### Entries supplied

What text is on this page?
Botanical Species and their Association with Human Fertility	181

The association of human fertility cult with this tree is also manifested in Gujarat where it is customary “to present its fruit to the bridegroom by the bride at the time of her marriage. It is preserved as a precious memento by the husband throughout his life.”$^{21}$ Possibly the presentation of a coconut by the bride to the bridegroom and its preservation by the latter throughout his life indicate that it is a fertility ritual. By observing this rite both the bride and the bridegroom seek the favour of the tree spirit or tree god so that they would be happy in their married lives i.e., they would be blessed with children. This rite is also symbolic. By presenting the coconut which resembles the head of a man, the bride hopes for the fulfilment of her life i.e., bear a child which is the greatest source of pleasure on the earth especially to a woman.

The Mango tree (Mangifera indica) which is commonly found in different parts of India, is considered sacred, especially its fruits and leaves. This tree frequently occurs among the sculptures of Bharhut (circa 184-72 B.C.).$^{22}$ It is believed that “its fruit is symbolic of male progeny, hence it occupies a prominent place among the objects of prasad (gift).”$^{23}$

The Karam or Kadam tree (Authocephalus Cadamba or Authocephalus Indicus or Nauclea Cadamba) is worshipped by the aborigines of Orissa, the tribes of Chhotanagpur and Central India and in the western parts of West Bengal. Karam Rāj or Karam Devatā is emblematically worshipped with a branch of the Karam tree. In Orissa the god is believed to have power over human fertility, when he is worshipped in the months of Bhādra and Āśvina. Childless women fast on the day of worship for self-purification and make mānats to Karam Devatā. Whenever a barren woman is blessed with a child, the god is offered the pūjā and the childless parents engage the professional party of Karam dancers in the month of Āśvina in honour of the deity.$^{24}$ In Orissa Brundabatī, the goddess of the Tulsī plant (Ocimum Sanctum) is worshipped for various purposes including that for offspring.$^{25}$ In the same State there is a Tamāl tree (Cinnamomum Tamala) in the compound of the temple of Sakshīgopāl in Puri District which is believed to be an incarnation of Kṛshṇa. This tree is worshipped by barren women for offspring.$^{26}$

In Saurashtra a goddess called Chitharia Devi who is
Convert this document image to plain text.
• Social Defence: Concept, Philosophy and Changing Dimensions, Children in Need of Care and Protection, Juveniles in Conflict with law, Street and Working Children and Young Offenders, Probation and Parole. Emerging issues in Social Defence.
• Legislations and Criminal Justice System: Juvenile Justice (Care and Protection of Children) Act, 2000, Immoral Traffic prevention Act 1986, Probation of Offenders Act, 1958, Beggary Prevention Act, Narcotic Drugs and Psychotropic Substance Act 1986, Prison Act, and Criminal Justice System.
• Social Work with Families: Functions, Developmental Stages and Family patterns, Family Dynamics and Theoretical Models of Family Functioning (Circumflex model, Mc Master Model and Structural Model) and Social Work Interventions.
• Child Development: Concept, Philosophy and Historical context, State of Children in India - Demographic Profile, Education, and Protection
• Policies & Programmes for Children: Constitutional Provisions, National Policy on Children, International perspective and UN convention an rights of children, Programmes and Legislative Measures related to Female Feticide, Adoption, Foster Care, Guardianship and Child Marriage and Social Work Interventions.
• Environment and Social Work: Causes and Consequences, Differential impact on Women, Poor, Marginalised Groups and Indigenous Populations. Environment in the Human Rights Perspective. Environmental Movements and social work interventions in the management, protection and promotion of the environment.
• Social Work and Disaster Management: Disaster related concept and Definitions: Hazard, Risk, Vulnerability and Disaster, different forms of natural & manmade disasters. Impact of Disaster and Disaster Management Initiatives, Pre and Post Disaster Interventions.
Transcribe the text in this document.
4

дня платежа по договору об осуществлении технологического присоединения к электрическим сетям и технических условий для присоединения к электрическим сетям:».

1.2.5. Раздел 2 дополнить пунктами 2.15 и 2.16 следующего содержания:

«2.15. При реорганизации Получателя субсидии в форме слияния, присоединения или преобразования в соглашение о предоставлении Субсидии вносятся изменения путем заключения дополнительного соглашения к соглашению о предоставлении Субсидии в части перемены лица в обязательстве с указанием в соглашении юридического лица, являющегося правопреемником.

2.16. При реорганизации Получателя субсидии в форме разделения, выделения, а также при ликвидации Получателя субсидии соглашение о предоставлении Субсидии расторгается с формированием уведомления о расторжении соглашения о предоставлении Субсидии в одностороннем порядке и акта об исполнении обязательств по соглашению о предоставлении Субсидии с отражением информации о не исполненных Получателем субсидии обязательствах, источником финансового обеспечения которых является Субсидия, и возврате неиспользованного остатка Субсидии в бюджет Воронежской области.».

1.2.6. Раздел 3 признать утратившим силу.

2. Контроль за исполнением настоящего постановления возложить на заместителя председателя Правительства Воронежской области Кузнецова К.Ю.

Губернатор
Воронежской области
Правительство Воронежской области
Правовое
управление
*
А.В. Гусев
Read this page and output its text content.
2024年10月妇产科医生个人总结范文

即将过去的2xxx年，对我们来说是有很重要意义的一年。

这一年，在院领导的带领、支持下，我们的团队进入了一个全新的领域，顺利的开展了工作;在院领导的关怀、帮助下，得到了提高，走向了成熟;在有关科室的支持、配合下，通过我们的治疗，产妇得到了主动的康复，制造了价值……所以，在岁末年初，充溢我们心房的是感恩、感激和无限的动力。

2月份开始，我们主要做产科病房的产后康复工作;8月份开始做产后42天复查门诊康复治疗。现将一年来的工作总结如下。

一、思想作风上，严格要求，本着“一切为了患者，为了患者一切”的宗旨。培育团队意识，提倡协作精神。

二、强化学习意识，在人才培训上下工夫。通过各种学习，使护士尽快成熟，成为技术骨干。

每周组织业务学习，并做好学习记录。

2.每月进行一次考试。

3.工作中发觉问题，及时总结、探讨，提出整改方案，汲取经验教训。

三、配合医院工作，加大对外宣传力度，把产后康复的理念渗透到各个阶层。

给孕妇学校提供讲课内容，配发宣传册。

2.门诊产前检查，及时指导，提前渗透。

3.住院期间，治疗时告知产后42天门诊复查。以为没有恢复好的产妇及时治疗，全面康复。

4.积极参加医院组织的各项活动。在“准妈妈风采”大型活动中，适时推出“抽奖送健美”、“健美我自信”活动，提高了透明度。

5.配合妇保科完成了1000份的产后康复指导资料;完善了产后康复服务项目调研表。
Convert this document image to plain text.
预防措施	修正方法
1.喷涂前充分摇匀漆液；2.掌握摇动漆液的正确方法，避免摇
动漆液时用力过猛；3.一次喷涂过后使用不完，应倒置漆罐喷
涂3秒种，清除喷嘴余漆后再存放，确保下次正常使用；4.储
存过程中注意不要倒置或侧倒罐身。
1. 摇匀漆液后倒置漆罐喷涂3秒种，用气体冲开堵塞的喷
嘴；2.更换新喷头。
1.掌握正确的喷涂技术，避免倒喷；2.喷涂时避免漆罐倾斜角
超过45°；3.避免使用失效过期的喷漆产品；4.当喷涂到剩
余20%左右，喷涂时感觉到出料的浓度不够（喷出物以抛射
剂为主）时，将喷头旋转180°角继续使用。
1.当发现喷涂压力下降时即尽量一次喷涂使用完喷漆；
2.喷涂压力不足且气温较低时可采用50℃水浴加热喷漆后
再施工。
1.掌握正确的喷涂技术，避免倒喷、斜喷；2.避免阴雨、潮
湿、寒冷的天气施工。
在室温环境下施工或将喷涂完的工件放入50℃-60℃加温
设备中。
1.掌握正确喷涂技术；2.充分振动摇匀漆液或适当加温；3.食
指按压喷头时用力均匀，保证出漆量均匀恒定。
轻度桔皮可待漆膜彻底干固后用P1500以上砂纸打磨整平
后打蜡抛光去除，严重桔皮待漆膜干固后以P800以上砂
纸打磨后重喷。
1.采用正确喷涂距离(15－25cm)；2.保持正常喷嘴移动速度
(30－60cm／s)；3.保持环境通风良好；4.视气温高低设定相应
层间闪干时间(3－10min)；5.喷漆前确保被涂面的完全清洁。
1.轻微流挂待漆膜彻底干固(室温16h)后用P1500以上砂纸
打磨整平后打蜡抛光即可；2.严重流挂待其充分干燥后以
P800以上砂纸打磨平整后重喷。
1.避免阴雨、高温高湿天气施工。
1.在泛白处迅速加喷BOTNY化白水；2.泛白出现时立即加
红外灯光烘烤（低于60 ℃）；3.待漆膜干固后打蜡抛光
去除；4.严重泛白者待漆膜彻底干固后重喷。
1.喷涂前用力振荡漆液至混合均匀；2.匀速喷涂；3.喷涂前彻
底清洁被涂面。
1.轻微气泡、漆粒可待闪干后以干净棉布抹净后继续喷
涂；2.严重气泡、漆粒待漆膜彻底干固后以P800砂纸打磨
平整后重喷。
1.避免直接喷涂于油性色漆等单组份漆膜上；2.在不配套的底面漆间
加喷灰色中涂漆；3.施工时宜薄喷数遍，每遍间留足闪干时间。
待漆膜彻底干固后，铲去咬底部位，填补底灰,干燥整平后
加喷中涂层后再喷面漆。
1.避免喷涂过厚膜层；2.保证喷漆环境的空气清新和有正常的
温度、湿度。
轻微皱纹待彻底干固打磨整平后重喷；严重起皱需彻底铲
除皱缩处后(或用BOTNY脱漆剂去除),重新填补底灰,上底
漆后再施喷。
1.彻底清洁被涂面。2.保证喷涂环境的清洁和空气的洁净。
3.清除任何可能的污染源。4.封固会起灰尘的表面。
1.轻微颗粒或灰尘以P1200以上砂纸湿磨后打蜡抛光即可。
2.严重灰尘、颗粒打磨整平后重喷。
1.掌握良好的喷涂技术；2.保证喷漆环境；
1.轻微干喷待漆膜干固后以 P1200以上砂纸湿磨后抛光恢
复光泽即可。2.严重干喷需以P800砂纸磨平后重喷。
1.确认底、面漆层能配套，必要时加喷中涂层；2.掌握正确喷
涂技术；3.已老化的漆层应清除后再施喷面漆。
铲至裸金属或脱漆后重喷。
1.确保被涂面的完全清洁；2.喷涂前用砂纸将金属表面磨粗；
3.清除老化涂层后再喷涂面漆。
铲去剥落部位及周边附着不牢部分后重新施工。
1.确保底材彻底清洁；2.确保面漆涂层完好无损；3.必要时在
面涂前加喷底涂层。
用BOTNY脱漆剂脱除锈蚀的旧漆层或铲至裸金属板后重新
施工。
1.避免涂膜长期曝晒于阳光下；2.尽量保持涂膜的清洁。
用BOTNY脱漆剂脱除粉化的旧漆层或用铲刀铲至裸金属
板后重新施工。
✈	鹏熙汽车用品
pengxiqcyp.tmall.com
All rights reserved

######

Task brief: Pull out every line of the records that includes the string "避免倒喷".

Result:
1.掌握正确的喷涂技术，避免倒喷；2.喷涂时避免漆罐倾斜角
1.掌握正确的喷涂技术，避免倒喷、斜喷；2.避免阴雨、潮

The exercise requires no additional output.